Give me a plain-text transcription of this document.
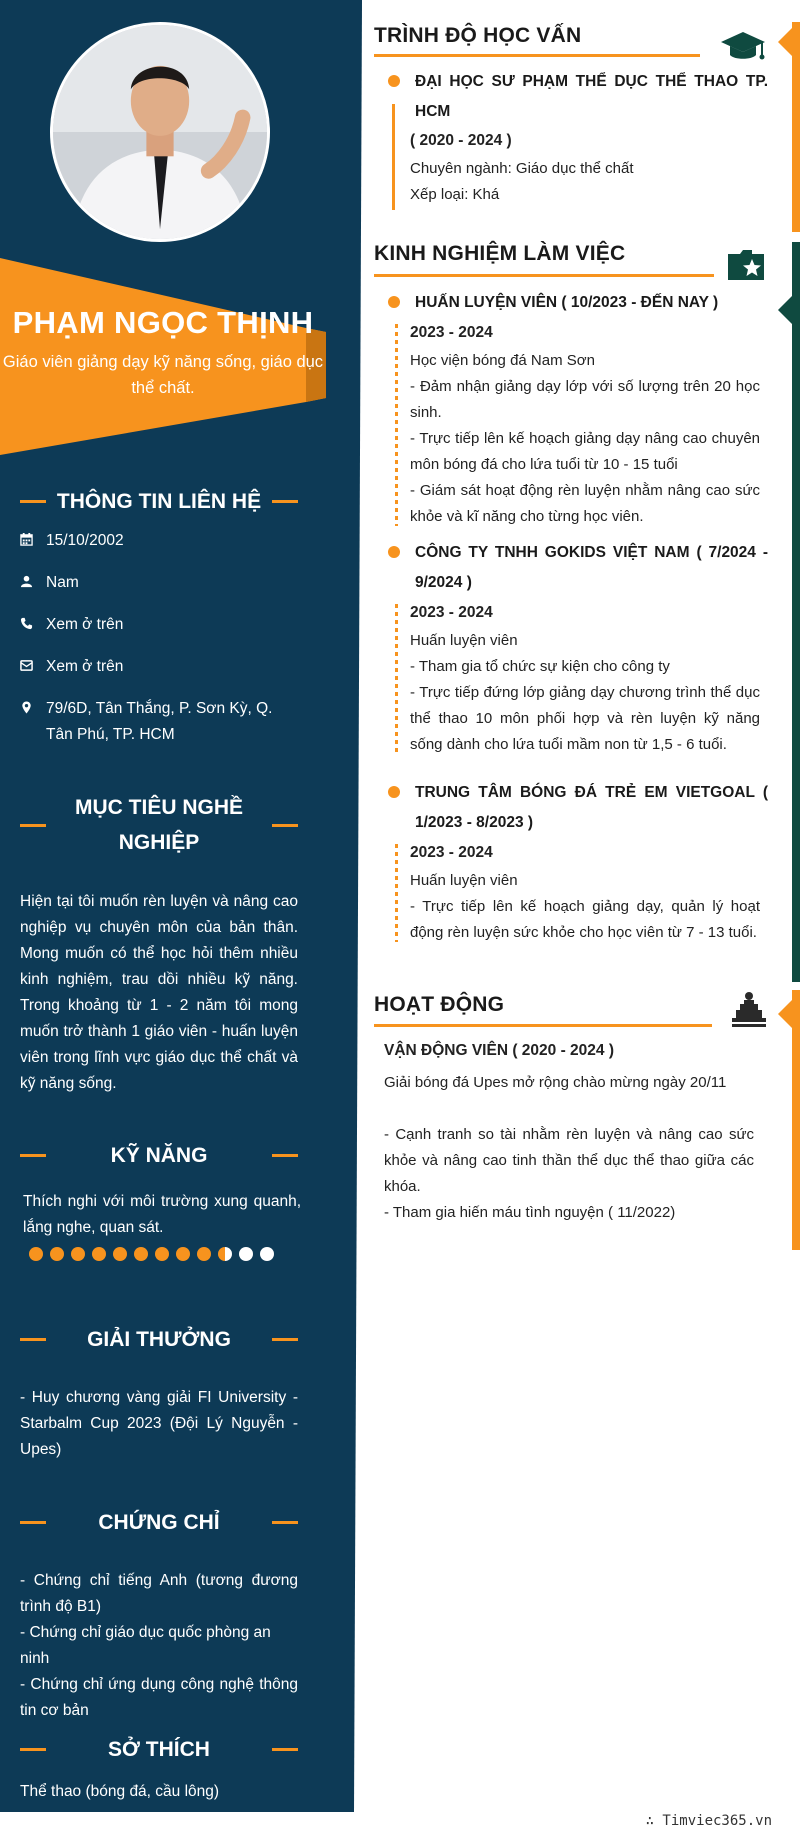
PHẠM NGỌC THỊNH
Giáo viên giảng dạy kỹ năng sống, giáo dục thể chất.
THÔNG TIN LIÊN HỆ
15/10/2002
Nam
Xem ở trên
Xem ở trên
79/6D, Tân Thắng, P. Sơn Kỳ, Q. Tân Phú, TP. HCM
MỤC TIÊU NGHỀ NGHIỆP
Hiện tại tôi muốn rèn luyện và nâng cao nghiệp vụ chuyên môn của bản thân. Mong muốn có thể học hỏi thêm nhiều kinh nghiệm, trau dồi nhiều kỹ năng. Trong khoảng từ 1 - 2 năm tôi mong muốn trở thành 1 giáo viên - huấn luyện viên trong lĩnh vực giáo dục thể chất và kỹ năng sống.
KỸ NĂNG
Thích nghi với môi trường xung quanh, lắng nghe, quan sát.
GIẢI THƯỞNG
- Huy chương vàng giải FI University - Starbalm Cup 2023 (Đội Lý Nguyễn - Upes)
CHỨNG CHỈ
- Chứng chỉ tiếng Anh (tương đương trình độ B1)
- Chứng chỉ giáo dục quốc phòng an ninh
- Chứng chỉ ứng dụng công nghệ thông tin cơ bản
SỞ THÍCH
Thể thao (bóng đá, cầu lông)
TRÌNH ĐỘ HỌC VẤN
ĐẠI HỌC SƯ PHẠM THỂ DỤC THỂ THAO TP. HCM
( 2020 - 2024 )
Chuyên ngành: Giáo dục thể chất
Xếp loại: Khá
KINH NGHIỆM LÀM VIỆC
HUẤN LUYỆN VIÊN ( 10/2023 - ĐẾN NAY )
2023 - 2024
Học viện bóng đá Nam Sơn
- Đảm nhận giảng dạy lớp với số lượng trên 20 học sinh.
- Trực tiếp lên kế hoạch giảng dạy nâng cao chuyên môn bóng đá cho lứa tuổi từ 10 - 15 tuổi
- Giám sát hoạt động rèn luyện nhằm nâng cao sức khỏe và kĩ năng cho từng học viên.
CÔNG TY TNHH GOKIDS VIỆT NAM ( 7/2024 - 9/2024 )
2023 - 2024
Huấn luyện viên
- Tham gia tổ chức sự kiện cho công ty
- Trực tiếp đứng lớp giảng dạy chương trình thể dục thể thao 10 môn phối hợp và rèn luyện kỹ năng sống dành cho lứa tuổi mầm non từ 1,5 - 6 tuổi.
TRUNG TÂM BÓNG ĐÁ TRẺ EM VIETGOAL ( 1/2023 - 8/2023 )
2023 - 2024
Huấn luyện viên
- Trực tiếp lên kế hoạch giảng dạy, quản lý hoạt động rèn luyện sức khỏe cho học viên từ 7 - 13 tuổi.
HOẠT ĐỘNG
VẬN ĐỘNG VIÊN ( 2020 - 2024 )
Giải bóng đá Upes mở rộng chào mừng ngày 20/11
- Cạnh tranh so tài nhằm rèn luyện và nâng cao sức khỏe và nâng cao tinh thần thể dục thể thao giữa các khóa.
- Tham gia hiến máu tình nguyện ( 11/2022)
∴ Timviec365.vn
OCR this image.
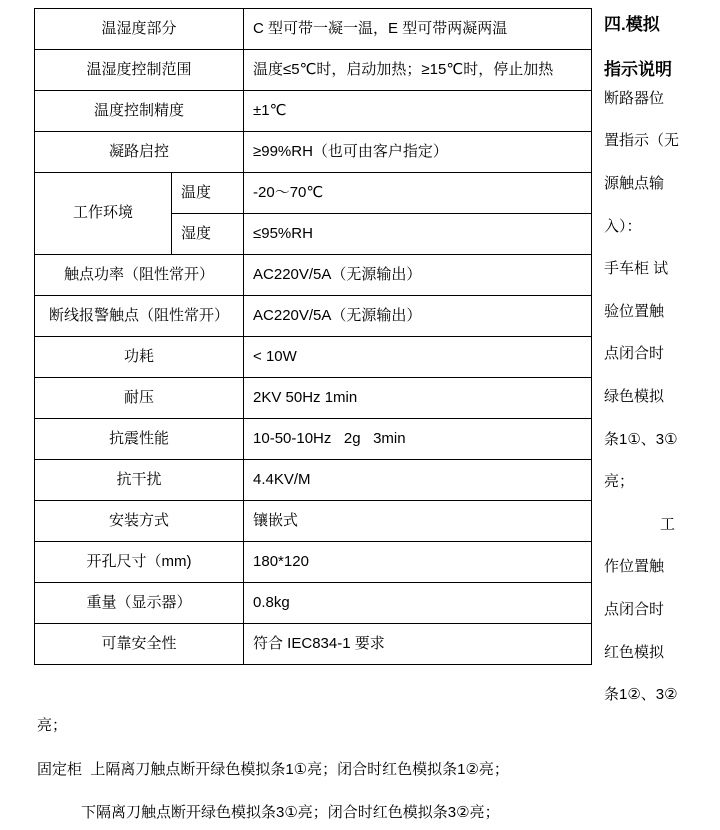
温湿度部分		C 型可带一凝一温，E 型可带两凝两温
温湿度控制范围		温度≤5℃时，启动加热；≥15℃时，停止加热
温度控制精度		±1℃
凝路启控		≥99%RH（也可由客户指定）
工作环境	温度	-20～70℃
	湿度	≤95%RH
触点功率（阻性常开）		AC220V/5A（无源输出）
断线报警触点（阻性常开）		AC220V/5A（无源输出）
功耗		< 10W
耐压		2KV 50Hz 1min
抗震性能		10-50-10Hz   2g   3min
抗干扰		4.4KV/M
安装方式		镶嵌式
开孔尺寸（mm)		180*120
重量（显示器）		0.8kg
可靠安全性		符合 IEC834-1 要求
四.模拟
指示说明
断路器位
置指示（无
源触点输
入）：
手车柜 试
验位置触
点闭合时
绿色模拟
条1①、3①
亮；
工
作位置触
点闭合时
红色模拟
条1②、3②
亮；
固定柜  上隔离刀触点断开绿色模拟条1①亮；闭合时红色模拟条1②亮；
下隔离刀触点断开绿色模拟条3①亮；闭合时红色模拟条3②亮；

▶ [DO THIS]
Copy every line of the entries above in which "sống" occurs.

▶ [FULL OUTPUT]
Giáo viên giảng dạy kỹ năng sống, giáo dục thể chất.
Hiện tại tôi muốn rèn luyện và nâng cao nghiệp vụ chuyên môn của bản thân. Mong muốn có thể học hỏi thêm nhiều kinh nghiệm, trau dồi nhiều kỹ năng. Trong khoảng từ 1 - 2 năm tôi mong muốn trở thành 1 giáo viên - huấn luyện viên trong lĩnh vực giáo dục thể chất và kỹ năng sống.
- Trực tiếp đứng lớp giảng dạy chương trình thể dục thể thao 10 môn phối hợp và rèn luyện kỹ năng sống dành cho lứa tuổi mầm non từ 1,5 - 6 tuổi.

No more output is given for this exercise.